(Annotazioni degli elementi di layout)

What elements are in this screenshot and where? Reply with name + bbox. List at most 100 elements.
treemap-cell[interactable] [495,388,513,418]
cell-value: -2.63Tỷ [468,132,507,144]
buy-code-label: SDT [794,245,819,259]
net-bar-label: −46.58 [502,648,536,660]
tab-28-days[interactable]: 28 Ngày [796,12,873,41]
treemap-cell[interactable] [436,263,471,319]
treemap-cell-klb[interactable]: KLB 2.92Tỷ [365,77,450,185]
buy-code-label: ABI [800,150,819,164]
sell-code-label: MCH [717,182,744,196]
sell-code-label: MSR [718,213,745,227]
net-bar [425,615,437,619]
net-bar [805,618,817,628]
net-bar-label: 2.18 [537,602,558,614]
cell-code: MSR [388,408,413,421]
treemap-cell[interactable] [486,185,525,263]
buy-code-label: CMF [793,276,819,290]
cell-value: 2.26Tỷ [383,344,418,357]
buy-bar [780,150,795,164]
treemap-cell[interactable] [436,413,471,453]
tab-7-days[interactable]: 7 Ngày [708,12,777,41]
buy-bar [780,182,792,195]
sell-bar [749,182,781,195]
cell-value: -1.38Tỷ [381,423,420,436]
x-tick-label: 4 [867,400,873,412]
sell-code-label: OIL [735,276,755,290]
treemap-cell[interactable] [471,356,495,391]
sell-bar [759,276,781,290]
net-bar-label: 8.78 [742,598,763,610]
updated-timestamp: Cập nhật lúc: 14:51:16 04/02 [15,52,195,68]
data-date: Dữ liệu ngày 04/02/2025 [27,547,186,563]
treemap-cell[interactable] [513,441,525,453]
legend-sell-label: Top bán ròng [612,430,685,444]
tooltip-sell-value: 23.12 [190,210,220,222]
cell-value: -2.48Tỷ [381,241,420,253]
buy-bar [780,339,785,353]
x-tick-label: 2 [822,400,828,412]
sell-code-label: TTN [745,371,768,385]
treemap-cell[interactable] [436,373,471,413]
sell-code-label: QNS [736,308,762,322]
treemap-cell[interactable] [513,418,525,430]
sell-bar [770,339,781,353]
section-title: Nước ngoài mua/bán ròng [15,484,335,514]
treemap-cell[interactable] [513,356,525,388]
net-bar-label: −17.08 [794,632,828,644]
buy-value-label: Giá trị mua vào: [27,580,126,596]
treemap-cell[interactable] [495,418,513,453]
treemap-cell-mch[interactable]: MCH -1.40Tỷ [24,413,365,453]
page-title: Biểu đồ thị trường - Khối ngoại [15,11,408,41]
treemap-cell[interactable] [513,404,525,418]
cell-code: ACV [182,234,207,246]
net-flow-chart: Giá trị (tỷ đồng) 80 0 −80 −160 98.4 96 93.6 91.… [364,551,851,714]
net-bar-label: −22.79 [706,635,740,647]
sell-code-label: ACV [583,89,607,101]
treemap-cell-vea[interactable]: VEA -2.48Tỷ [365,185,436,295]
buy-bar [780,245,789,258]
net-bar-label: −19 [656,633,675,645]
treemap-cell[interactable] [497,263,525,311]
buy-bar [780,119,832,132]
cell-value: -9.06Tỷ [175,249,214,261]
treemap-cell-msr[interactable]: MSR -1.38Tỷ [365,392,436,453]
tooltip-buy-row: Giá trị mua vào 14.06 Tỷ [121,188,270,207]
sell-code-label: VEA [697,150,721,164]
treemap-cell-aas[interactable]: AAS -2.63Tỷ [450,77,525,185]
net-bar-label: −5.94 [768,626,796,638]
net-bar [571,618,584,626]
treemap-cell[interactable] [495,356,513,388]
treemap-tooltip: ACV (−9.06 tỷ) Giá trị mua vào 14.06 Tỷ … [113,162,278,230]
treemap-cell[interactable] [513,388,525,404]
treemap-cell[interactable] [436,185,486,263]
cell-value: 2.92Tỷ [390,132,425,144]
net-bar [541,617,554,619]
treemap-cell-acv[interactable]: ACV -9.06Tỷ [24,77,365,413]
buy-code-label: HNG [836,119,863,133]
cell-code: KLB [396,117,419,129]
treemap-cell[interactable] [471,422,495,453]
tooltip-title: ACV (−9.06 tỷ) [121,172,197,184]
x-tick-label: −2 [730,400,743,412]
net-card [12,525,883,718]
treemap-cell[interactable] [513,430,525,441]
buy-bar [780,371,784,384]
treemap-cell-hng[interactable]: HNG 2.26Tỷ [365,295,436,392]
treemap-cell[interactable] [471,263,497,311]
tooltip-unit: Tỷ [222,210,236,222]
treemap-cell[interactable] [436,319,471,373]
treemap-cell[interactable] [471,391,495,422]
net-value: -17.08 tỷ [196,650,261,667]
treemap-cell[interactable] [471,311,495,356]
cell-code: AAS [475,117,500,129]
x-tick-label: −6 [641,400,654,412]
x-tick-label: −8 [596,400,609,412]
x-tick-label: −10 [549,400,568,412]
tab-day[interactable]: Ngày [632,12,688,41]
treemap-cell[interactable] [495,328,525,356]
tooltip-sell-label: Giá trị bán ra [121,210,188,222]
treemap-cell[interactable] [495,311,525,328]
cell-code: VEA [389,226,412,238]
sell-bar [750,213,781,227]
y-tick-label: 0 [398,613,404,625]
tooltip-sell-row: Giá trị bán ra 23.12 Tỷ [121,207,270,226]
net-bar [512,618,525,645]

▸ Cosa produrre: Ricopia tutte le righe qui sopra, identiche e senza alcuna modifica.

▸ Soluzione:
What elements are in this screenshot and where? Reply with name + bbox. List at most 100 elements.
treemap-cell[interactable] [495,388,513,418]
cell-value: -2.63Tỷ [468,132,507,144]
buy-code-label: SDT [794,245,819,259]
net-bar-label: −46.58 [502,648,536,660]
tab-28-days[interactable]: 28 Ngày [796,12,873,41]
treemap-cell[interactable] [436,263,471,319]
treemap-cell-klb[interactable]: KLB 2.92Tỷ [365,77,450,185]
buy-code-label: ABI [800,150,819,164]
sell-code-label: MCH [717,182,744,196]
sell-code-label: MSR [718,213,745,227]
net-bar [425,615,437,619]
net-bar [805,618,817,628]
net-bar-label: 2.18 [537,602,558,614]
cell-code: MSR [388,408,413,421]
treemap-cell[interactable] [486,185,525,263]
buy-code-label: CMF [793,276,819,290]
cell-value: 2.26Tỷ [383,344,418,357]
buy-bar [780,150,795,164]
treemap-cell[interactable] [436,413,471,453]
tab-7-days[interactable]: 7 Ngày [708,12,777,41]
buy-bar [780,182,792,195]
sell-bar [749,182,781,195]
cell-value: -1.38Tỷ [381,423,420,436]
x-tick-label: 4 [867,400,873,412]
sell-code-label: OIL [735,276,755,290]
treemap-cell[interactable] [471,356,495,391]
sell-bar [759,276,781,290]
net-bar-label: 8.78 [742,598,763,610]
updated-timestamp: Cập nhật lúc: 14:51:16 04/02 [15,52,195,68]
data-date: Dữ liệu ngày 04/02/2025 [27,547,186,563]
treemap-cell[interactable] [513,441,525,453]
legend-sell-label: Top bán ròng [612,430,685,444]
tooltip-sell-value: 23.12 [190,210,220,222]
cell-value: -2.48Tỷ [381,241,420,253]
buy-bar [780,339,785,353]
x-tick-label: 2 [822,400,828,412]
sell-code-label: TTN [745,371,768,385]
treemap-cell[interactable] [436,373,471,413]
sell-code-label: QNS [736,308,762,322]
treemap-cell[interactable] [513,418,525,430]
sell-bar [770,339,781,353]
section-title: Nước ngoài mua/bán ròng [15,484,335,514]
treemap-cell[interactable] [513,356,525,388]
net-bar-label: −17.08 [794,632,828,644]
buy-value-label: Giá trị mua vào: [27,580,126,596]
treemap-cell[interactable] [495,418,513,453]
treemap-cell-mch[interactable]: MCH -1.40Tỷ [24,413,365,453]
page-title: Biểu đồ thị trường - Khối ngoại [15,11,408,41]
treemap-cell[interactable] [513,404,525,418]
cell-code: ACV [182,234,207,246]
net-flow-chart: Giá trị (tỷ đồng) 80 0 −80 −160 98.4 96 93.6 91.… [364,551,851,714]
net-bar-label: −22.79 [706,635,740,647]
sell-code-label: ACV [583,89,607,101]
treemap-cell-vea[interactable]: VEA -2.48Tỷ [365,185,436,295]
buy-bar [780,245,789,258]
net-bar-label: −19 [656,633,675,645]
treemap-cell[interactable] [497,263,525,311]
buy-bar [780,119,832,132]
cell-value: -9.06Tỷ [175,249,214,261]
treemap-cell-msr[interactable]: MSR -1.38Tỷ [365,392,436,453]
tooltip-buy-row: Giá trị mua vào 14.06 Tỷ [121,188,270,207]
sell-code-label: VEA [697,150,721,164]
treemap-cell-aas[interactable]: AAS -2.63Tỷ [450,77,525,185]
net-bar-label: −5.94 [768,626,796,638]
net-bar [571,618,584,626]
treemap-cell[interactable] [495,356,513,388]
treemap-tooltip: ACV (−9.06 tỷ) Giá trị mua vào 14.06 Tỷ … [113,162,278,230]
treemap-cell[interactable] [513,388,525,404]
treemap-cell[interactable] [436,185,486,263]
cell-value: 2.92Tỷ [390,132,425,144]
net-bar [541,617,554,619]
treemap-cell-acv[interactable]: ACV -9.06Tỷ [24,77,365,413]
buy-code-label: HNG [836,119,863,133]
cell-code: KLB [396,117,419,129]
treemap-cell[interactable] [471,422,495,453]
tooltip-title: ACV (−9.06 tỷ) [121,172,197,184]
x-tick-label: −2 [730,400,743,412]
net-card [12,525,883,718]
treemap-cell[interactable] [513,430,525,441]
buy-bar [780,371,784,384]
treemap-cell-hng[interactable]: HNG 2.26Tỷ [365,295,436,392]
treemap-cell[interactable] [471,263,497,311]
tooltip-unit: Tỷ [222,210,236,222]
treemap-cell[interactable] [436,319,471,373]
treemap-cell[interactable] [471,391,495,422]
net-value: -17.08 tỷ [196,650,261,667]
treemap-cell[interactable] [471,311,495,356]
cell-code: AAS [475,117,500,129]
x-tick-label: −6 [641,400,654,412]
x-tick-label: −8 [596,400,609,412]
x-tick-label: −10 [549,400,568,412]
tab-day[interactable]: Ngày [632,12,688,41]
treemap-cell[interactable] [495,328,525,356]
tooltip-sell-label: Giá trị bán ra [121,210,188,222]
treemap-cell[interactable] [495,311,525,328]
cell-code: VEA [389,226,412,238]
sell-bar [750,213,781,227]
y-tick-label: 0 [398,613,404,625]
tooltip-sell-row: Giá trị bán ra 23.12 Tỷ [121,207,270,226]
net-bar [512,618,525,645]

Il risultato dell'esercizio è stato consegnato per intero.